> [Rows]
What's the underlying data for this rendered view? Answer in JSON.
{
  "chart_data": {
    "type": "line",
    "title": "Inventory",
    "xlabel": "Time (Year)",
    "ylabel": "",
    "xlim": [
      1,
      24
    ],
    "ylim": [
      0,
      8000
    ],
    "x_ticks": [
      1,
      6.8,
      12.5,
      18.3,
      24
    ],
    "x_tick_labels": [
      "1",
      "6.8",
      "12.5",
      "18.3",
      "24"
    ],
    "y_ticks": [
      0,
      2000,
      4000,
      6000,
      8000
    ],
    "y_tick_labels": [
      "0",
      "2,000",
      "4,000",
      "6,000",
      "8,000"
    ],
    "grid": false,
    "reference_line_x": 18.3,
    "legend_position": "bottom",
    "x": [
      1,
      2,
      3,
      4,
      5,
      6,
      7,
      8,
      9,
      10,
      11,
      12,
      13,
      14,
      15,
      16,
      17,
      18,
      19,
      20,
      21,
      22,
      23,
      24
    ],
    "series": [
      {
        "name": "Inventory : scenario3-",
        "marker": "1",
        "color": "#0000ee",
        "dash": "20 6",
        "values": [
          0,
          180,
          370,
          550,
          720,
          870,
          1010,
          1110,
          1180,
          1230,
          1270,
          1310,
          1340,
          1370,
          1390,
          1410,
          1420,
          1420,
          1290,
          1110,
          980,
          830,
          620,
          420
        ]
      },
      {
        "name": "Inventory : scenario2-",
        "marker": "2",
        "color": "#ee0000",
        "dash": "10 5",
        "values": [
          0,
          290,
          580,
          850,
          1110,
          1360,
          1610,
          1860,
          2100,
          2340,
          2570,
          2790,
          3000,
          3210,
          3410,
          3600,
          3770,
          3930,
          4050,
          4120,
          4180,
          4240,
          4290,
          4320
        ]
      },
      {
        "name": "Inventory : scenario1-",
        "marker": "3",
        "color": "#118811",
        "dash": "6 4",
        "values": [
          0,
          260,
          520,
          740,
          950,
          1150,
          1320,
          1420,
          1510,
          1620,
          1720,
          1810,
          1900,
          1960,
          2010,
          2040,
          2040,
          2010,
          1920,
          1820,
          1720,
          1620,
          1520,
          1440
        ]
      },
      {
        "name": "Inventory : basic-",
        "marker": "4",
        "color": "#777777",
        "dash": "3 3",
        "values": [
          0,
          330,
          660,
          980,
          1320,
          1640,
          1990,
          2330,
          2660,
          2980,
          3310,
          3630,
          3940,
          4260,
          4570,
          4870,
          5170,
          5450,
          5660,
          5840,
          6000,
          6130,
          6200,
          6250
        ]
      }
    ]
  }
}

> [What is being asked]
Write the data from above out again, exactly.

> [Task response]
What's the underlying data for this rendered view? Answer in JSON.
{
  "chart_data": {
    "type": "line",
    "title": "Inventory",
    "xlabel": "Time (Year)",
    "ylabel": "",
    "xlim": [
      1,
      24
    ],
    "ylim": [
      0,
      8000
    ],
    "x_ticks": [
      1,
      6.8,
      12.5,
      18.3,
      24
    ],
    "x_tick_labels": [
      "1",
      "6.8",
      "12.5",
      "18.3",
      "24"
    ],
    "y_ticks": [
      0,
      2000,
      4000,
      6000,
      8000
    ],
    "y_tick_labels": [
      "0",
      "2,000",
      "4,000",
      "6,000",
      "8,000"
    ],
    "grid": false,
    "reference_line_x": 18.3,
    "legend_position": "bottom",
    "x": [
      1,
      2,
      3,
      4,
      5,
      6,
      7,
      8,
      9,
      10,
      11,
      12,
      13,
      14,
      15,
      16,
      17,
      18,
      19,
      20,
      21,
      22,
      23,
      24
    ],
    "series": [
      {
        "name": "Inventory : scenario3-",
        "marker": "1",
        "color": "#0000ee",
        "dash": "20 6",
        "values": [
          0,
          180,
          370,
          550,
          720,
          870,
          1010,
          1110,
          1180,
          1230,
          1270,
          1310,
          1340,
          1370,
          1390,
          1410,
          1420,
          1420,
          1290,
          1110,
          980,
          830,
          620,
          420
        ]
      },
      {
        "name": "Inventory : scenario2-",
        "marker": "2",
        "color": "#ee0000",
        "dash": "10 5",
        "values": [
          0,
          290,
          580,
          850,
          1110,
          1360,
          1610,
          1860,
          2100,
          2340,
          2570,
          2790,
          3000,
          3210,
          3410,
          3600,
          3770,
          3930,
          4050,
          4120,
          4180,
          4240,
          4290,
          4320
        ]
      },
      {
        "name": "Inventory : scenario1-",
        "marker": "3",
        "color": "#118811",
        "dash": "6 4",
        "values": [
          0,
          260,
          520,
          740,
          950,
          1150,
          1320,
          1420,
          1510,
          1620,
          1720,
          1810,
          1900,
          1960,
          2010,
          2040,
          2040,
          2010,
          1920,
          1820,
          1720,
          1620,
          1520,
          1440
        ]
      },
      {
        "name": "Inventory : basic-",
        "marker": "4",
        "color": "#777777",
        "dash": "3 3",
        "values": [
          0,
          330,
          660,
          980,
          1320,
          1640,
          1990,
          2330,
          2660,
          2980,
          3310,
          3630,
          3940,
          4260,
          4570,
          4870,
          5170,
          5450,
          5660,
          5840,
          6000,
          6130,
          6200,
          6250
        ]
      }
    ]
  }
}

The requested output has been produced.